**INSTRUCTIONS**
**A)** Answer these from the Arakelots Monastery text, one answer a line, marked as the questions are:
(i) Who founded the monastery according to tradition?
(ii) How far from Mush is the monastery, and in which direction?
(iii) In what decade was the monastery reportedly blown up?
**B)** Please repeat the part of the Arakelots Monastery text starting with "Affiliation Armenian Apostolic" and going on through "century (traditional date)".
**C)** Explain in one to three sentences why, by tradition, Gregory the Illuminator founded the monastery described in the Arakelots Monastery text.

**EXTRACT PROVIDED**
** Start **
Affiliation Armenian Apostolic Church
Status Destroyed
Architectural description
Architectural type Monastery
Architectural style Armenian
Founder Gregory the Illuminator
Groundbreaking early 4th century (traditional date)
11th century (earliest verifiable date)
Completed 11th–12th centuries
Specifications

Arakelots Monastery (Armenian: Մշո Սուրբ Առաքելոց վանք, Mšo Surb Arakelots vank' , "Holy Apostles Monastery of Mush") was an Armenian monastery in the historic province of Taron, 11 km south-east of Mush (Muş), in present-day eastern Turkey.[2] According to tradition, Gregory the Illuminator founded the monastery to house relics of several apostles. The monastery was, however, most likely built in the 11th century. During the 12th-13th centuries it was a major center of learning. In the following centuries it was expanded, destroyed and renovated. It remained one of the prominent monasteries of Turkish (Western) Armenia until the Armenian Genocide of 1915, when it was attacked and subsequently abandoned. It remained standing until the 1960s when it was reportedly blown up.[3] Today, ruins of the monastery are still visible.
** End **
**SUPPLIED DATA**
** Start **
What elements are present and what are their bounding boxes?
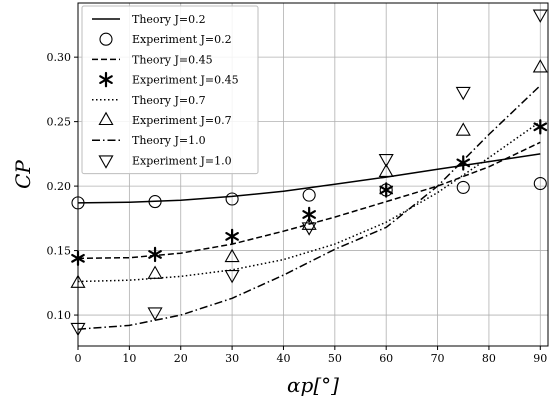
** End **
**OUTPUTS**
**A)**
(i) Gregory the Illuminator
(ii) 11 km south-east
(iii) The 1960s

**B)**
Affiliation Armenian Apostolic Church
Status Destroyed
Architectural description
Architectural type Monastery
Architectural style Armenian
Founder Gregory the Illuminator
Groundbreaking early 4th century (traditional date)

**C)** Tradition holds that Gregory the Illuminator founded the monastery to house relics of several apostles.